- Data to process:
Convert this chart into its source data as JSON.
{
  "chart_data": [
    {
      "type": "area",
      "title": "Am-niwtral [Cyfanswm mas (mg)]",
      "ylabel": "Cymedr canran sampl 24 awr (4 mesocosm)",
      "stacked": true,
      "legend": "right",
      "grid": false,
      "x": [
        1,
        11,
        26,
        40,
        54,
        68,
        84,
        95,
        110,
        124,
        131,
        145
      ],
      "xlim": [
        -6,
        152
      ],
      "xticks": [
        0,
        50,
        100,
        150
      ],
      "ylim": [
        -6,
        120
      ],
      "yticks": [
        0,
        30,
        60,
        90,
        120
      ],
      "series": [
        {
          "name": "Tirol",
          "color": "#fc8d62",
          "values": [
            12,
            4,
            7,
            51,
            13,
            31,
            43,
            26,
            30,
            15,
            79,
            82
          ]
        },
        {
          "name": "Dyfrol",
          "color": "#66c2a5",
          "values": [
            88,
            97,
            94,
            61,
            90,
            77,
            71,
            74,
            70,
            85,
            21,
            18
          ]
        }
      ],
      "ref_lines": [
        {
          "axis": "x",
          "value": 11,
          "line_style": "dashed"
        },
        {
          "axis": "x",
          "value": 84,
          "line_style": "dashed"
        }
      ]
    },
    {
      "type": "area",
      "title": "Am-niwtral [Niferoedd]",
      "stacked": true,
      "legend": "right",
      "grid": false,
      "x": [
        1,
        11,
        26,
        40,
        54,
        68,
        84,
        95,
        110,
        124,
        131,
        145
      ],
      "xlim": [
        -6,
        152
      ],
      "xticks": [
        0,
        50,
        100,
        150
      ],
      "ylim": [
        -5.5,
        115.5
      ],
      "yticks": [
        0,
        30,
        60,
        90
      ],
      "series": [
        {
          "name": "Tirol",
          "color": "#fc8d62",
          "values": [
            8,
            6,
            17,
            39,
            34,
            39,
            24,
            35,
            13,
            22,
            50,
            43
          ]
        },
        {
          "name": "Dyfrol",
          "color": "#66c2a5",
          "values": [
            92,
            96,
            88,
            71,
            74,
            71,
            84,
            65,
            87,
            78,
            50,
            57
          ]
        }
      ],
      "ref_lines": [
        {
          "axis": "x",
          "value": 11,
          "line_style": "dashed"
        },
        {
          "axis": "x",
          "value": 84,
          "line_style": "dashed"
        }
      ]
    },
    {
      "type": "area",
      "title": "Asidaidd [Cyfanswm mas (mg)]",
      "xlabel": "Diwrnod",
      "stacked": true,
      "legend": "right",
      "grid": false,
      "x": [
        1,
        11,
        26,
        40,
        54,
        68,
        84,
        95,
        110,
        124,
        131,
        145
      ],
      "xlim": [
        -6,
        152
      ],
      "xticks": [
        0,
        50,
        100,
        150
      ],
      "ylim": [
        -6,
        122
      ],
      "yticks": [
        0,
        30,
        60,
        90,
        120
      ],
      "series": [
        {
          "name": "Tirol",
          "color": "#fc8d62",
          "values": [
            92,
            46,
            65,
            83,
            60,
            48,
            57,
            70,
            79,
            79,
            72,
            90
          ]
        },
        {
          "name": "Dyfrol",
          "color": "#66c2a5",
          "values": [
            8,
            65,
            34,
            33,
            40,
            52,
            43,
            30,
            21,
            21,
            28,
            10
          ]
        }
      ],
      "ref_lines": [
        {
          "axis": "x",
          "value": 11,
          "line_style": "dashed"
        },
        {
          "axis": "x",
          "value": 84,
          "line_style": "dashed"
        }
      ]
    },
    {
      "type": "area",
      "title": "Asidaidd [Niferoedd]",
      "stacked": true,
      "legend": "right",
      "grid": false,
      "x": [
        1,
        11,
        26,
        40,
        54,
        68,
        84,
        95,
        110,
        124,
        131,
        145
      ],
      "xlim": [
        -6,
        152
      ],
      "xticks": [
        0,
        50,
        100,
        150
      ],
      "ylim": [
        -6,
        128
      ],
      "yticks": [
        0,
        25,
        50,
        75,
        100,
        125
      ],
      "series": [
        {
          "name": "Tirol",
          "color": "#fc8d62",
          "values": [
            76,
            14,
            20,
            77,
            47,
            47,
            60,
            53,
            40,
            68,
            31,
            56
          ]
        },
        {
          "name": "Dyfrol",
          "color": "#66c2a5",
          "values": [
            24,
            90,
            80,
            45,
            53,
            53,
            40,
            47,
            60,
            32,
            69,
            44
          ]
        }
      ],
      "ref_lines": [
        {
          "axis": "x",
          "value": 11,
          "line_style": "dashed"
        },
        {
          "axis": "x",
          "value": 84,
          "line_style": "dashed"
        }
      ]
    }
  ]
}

- Task statement:
Extract all the entries word for word.

- Exercise response:
Convert this chart into its source data as JSON.
{
  "chart_data": [
    {
      "type": "area",
      "title": "Am-niwtral [Cyfanswm mas (mg)]",
      "ylabel": "Cymedr canran sampl 24 awr (4 mesocosm)",
      "stacked": true,
      "legend": "right",
      "grid": false,
      "x": [
        1,
        11,
        26,
        40,
        54,
        68,
        84,
        95,
        110,
        124,
        131,
        145
      ],
      "xlim": [
        -6,
        152
      ],
      "xticks": [
        0,
        50,
        100,
        150
      ],
      "ylim": [
        -6,
        120
      ],
      "yticks": [
        0,
        30,
        60,
        90,
        120
      ],
      "series": [
        {
          "name": "Tirol",
          "color": "#fc8d62",
          "values": [
            12,
            4,
            7,
            51,
            13,
            31,
            43,
            26,
            30,
            15,
            79,
            82
          ]
        },
        {
          "name": "Dyfrol",
          "color": "#66c2a5",
          "values": [
            88,
            97,
            94,
            61,
            90,
            77,
            71,
            74,
            70,
            85,
            21,
            18
          ]
        }
      ],
      "ref_lines": [
        {
          "axis": "x",
          "value": 11,
          "line_style": "dashed"
        },
        {
          "axis": "x",
          "value": 84,
          "line_style": "dashed"
        }
      ]
    },
    {
      "type": "area",
      "title": "Am-niwtral [Niferoedd]",
      "stacked": true,
      "legend": "right",
      "grid": false,
      "x": [
        1,
        11,
        26,
        40,
        54,
        68,
        84,
        95,
        110,
        124,
        131,
        145
      ],
      "xlim": [
        -6,
        152
      ],
      "xticks": [
        0,
        50,
        100,
        150
      ],
      "ylim": [
        -5.5,
        115.5
      ],
      "yticks": [
        0,
        30,
        60,
        90
      ],
      "series": [
        {
          "name": "Tirol",
          "color": "#fc8d62",
          "values": [
            8,
            6,
            17,
            39,
            34,
            39,
            24,
            35,
            13,
            22,
            50,
            43
          ]
        },
        {
          "name": "Dyfrol",
          "color": "#66c2a5",
          "values": [
            92,
            96,
            88,
            71,
            74,
            71,
            84,
            65,
            87,
            78,
            50,
            57
          ]
        }
      ],
      "ref_lines": [
        {
          "axis": "x",
          "value": 11,
          "line_style": "dashed"
        },
        {
          "axis": "x",
          "value": 84,
          "line_style": "dashed"
        }
      ]
    },
    {
      "type": "area",
      "title": "Asidaidd [Cyfanswm mas (mg)]",
      "xlabel": "Diwrnod",
      "stacked": true,
      "legend": "right",
      "grid": false,
      "x": [
        1,
        11,
        26,
        40,
        54,
        68,
        84,
        95,
        110,
        124,
        131,
        145
      ],
      "xlim": [
        -6,
        152
      ],
      "xticks": [
        0,
        50,
        100,
        150
      ],
      "ylim": [
        -6,
        122
      ],
      "yticks": [
        0,
        30,
        60,
        90,
        120
      ],
      "series": [
        {
          "name": "Tirol",
          "color": "#fc8d62",
          "values": [
            92,
            46,
            65,
            83,
            60,
            48,
            57,
            70,
            79,
            79,
            72,
            90
          ]
        },
        {
          "name": "Dyfrol",
          "color": "#66c2a5",
          "values": [
            8,
            65,
            34,
            33,
            40,
            52,
            43,
            30,
            21,
            21,
            28,
            10
          ]
        }
      ],
      "ref_lines": [
        {
          "axis": "x",
          "value": 11,
          "line_style": "dashed"
        },
        {
          "axis": "x",
          "value": 84,
          "line_style": "dashed"
        }
      ]
    },
    {
      "type": "area",
      "title": "Asidaidd [Niferoedd]",
      "stacked": true,
      "legend": "right",
      "grid": false,
      "x": [
        1,
        11,
        26,
        40,
        54,
        68,
        84,
        95,
        110,
        124,
        131,
        145
      ],
      "xlim": [
        -6,
        152
      ],
      "xticks": [
        0,
        50,
        100,
        150
      ],
      "ylim": [
        -6,
        128
      ],
      "yticks": [
        0,
        25,
        50,
        75,
        100,
        125
      ],
      "series": [
        {
          "name": "Tirol",
          "color": "#fc8d62",
          "values": [
            76,
            14,
            20,
            77,
            47,
            47,
            60,
            53,
            40,
            68,
            31,
            56
          ]
        },
        {
          "name": "Dyfrol",
          "color": "#66c2a5",
          "values": [
            24,
            90,
            80,
            45,
            53,
            53,
            40,
            47,
            60,
            32,
            69,
            44
          ]
        }
      ],
      "ref_lines": [
        {
          "axis": "x",
          "value": 11,
          "line_style": "dashed"
        },
        {
          "axis": "x",
          "value": 84,
          "line_style": "dashed"
        }
      ]
    }
  ]
}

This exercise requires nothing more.